-- Start --
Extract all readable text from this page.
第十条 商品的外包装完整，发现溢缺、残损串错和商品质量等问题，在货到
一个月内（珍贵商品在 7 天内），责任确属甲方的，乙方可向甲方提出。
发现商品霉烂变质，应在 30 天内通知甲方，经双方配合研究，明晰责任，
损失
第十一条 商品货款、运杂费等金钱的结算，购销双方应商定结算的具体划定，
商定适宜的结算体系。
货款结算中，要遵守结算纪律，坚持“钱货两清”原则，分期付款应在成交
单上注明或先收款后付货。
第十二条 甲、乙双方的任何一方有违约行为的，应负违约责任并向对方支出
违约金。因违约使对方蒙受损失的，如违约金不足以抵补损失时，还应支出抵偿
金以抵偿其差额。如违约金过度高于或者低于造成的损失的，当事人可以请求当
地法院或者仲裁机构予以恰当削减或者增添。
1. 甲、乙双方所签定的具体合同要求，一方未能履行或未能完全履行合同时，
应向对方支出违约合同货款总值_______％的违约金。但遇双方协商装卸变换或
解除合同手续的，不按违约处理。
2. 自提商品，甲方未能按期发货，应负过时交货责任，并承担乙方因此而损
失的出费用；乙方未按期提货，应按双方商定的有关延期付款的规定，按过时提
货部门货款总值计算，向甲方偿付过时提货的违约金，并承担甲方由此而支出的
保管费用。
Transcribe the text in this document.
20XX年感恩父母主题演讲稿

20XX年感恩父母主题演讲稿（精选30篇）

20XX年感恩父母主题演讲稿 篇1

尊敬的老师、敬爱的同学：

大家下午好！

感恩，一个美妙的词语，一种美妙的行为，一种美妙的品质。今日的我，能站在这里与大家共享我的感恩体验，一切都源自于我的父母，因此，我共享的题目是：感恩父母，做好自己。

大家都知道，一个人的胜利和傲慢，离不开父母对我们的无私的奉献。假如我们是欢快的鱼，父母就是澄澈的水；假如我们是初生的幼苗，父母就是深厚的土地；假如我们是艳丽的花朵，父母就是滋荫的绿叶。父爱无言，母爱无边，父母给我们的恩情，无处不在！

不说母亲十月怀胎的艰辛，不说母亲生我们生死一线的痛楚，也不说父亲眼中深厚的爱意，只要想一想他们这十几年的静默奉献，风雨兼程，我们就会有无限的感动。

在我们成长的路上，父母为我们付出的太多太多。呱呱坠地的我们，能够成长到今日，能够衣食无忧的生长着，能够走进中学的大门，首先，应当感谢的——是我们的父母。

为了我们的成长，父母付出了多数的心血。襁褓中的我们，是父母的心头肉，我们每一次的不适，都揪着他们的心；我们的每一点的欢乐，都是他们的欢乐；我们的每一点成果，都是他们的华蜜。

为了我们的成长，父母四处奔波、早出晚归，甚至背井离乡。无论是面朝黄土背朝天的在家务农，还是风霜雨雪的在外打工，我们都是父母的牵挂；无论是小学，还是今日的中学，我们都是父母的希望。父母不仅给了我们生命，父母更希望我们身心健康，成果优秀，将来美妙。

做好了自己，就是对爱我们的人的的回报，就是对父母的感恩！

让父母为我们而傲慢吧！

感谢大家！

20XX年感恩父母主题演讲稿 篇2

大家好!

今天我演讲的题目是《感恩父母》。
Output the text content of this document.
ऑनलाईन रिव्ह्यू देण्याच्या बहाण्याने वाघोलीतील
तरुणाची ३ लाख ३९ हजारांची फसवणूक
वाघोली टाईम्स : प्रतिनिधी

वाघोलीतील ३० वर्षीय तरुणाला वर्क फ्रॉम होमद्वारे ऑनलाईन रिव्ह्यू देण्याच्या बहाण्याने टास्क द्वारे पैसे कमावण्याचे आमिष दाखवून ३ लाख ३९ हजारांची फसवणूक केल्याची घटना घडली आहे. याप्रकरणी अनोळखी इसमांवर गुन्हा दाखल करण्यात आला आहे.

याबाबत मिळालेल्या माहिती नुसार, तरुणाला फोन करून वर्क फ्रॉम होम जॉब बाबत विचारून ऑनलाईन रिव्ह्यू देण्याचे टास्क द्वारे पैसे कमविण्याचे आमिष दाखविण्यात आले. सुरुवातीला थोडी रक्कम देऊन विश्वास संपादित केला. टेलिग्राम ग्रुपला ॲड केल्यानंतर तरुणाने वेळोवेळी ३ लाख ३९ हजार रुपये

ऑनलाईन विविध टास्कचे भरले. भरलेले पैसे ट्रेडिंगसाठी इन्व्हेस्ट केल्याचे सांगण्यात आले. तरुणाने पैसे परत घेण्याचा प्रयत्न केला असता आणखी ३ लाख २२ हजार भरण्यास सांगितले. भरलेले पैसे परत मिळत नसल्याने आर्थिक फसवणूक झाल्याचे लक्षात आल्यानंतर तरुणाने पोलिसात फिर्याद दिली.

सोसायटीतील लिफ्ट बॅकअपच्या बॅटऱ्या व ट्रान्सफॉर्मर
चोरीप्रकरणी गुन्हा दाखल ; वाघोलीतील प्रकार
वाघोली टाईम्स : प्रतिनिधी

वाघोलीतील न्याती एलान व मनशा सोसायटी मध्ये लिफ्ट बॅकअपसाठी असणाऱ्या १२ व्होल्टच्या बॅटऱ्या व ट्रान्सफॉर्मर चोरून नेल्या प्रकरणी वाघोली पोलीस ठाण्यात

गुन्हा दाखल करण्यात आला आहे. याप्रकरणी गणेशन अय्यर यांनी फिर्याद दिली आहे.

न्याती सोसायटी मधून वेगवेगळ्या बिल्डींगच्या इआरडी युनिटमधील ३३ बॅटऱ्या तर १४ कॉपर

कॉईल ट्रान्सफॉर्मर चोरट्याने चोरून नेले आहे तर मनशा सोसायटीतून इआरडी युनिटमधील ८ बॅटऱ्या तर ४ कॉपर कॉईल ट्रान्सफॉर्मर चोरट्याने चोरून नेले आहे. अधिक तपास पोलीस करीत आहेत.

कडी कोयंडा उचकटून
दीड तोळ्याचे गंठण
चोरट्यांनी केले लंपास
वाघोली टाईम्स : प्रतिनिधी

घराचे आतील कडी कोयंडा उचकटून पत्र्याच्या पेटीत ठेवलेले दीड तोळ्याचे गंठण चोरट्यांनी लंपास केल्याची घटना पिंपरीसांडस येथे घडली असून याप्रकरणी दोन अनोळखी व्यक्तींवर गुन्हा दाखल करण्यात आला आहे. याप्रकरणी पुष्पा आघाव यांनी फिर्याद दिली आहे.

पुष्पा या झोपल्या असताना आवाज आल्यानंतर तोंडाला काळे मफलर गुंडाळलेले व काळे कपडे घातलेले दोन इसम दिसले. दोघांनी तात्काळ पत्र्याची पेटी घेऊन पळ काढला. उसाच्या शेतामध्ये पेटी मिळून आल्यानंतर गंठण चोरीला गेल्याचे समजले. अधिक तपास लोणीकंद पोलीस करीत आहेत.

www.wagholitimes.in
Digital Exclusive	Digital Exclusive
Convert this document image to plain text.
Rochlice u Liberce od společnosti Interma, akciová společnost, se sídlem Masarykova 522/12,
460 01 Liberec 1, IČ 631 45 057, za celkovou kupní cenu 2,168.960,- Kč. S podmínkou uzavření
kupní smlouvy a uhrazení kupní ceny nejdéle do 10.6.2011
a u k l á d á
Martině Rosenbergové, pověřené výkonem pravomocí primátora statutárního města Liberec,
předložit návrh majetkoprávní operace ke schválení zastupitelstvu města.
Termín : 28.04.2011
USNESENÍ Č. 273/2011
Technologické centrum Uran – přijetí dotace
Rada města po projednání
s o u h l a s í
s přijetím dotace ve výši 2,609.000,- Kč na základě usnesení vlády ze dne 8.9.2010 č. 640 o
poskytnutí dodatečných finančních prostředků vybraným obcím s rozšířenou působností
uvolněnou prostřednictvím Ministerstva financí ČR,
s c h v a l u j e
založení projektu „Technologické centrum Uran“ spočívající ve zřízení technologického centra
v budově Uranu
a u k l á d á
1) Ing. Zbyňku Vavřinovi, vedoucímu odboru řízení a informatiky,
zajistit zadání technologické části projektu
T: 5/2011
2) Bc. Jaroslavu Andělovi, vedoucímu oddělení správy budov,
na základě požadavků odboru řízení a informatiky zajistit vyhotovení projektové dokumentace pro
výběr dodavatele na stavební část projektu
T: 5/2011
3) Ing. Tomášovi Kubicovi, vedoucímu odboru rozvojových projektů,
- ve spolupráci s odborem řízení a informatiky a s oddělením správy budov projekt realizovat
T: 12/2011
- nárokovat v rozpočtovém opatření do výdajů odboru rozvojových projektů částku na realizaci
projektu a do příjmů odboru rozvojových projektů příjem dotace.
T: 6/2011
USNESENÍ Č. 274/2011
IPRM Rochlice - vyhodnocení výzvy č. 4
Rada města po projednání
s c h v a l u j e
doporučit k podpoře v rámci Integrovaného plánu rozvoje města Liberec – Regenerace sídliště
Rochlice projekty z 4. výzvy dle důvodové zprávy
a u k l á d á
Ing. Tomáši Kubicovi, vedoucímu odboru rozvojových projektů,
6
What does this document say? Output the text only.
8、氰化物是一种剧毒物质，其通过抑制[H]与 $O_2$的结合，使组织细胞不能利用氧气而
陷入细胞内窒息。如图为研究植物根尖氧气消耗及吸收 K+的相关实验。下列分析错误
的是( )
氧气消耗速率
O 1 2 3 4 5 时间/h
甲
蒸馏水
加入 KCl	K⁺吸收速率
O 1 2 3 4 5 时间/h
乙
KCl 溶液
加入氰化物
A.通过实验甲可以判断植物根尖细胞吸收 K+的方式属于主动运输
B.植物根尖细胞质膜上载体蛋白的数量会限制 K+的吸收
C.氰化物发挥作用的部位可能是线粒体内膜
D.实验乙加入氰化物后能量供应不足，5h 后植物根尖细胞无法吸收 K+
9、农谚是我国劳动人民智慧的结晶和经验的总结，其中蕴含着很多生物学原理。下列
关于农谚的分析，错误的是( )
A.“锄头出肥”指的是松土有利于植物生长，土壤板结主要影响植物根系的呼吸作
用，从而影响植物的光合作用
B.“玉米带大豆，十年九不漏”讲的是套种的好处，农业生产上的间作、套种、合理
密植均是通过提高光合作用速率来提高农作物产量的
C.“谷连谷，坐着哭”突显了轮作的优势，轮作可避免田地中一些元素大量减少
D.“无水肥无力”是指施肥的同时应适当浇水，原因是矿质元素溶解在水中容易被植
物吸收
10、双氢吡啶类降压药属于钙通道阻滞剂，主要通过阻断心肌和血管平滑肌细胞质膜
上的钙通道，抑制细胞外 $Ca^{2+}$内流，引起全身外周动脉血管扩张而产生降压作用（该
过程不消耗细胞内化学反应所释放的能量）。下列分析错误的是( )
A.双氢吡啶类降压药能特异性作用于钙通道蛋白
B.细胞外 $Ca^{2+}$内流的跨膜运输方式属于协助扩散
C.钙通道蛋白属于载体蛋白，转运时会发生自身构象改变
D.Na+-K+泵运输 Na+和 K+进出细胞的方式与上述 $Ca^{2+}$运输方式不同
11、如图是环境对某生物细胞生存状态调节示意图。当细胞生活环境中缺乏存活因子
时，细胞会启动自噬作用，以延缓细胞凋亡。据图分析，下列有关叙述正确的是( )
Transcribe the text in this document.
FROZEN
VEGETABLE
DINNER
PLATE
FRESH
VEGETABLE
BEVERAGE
-- End --
EXERCISE -> Using the listing above, gather each line that holds the string "správy" and copy it.

OUTPUT OF THE TASK ->
2) Bc. Jaroslavu Andělovi, vedoucímu oddělení správy budov,
- ve spolupráci s odborem řízení a informatiky a s oddělením správy budov projekt realizovat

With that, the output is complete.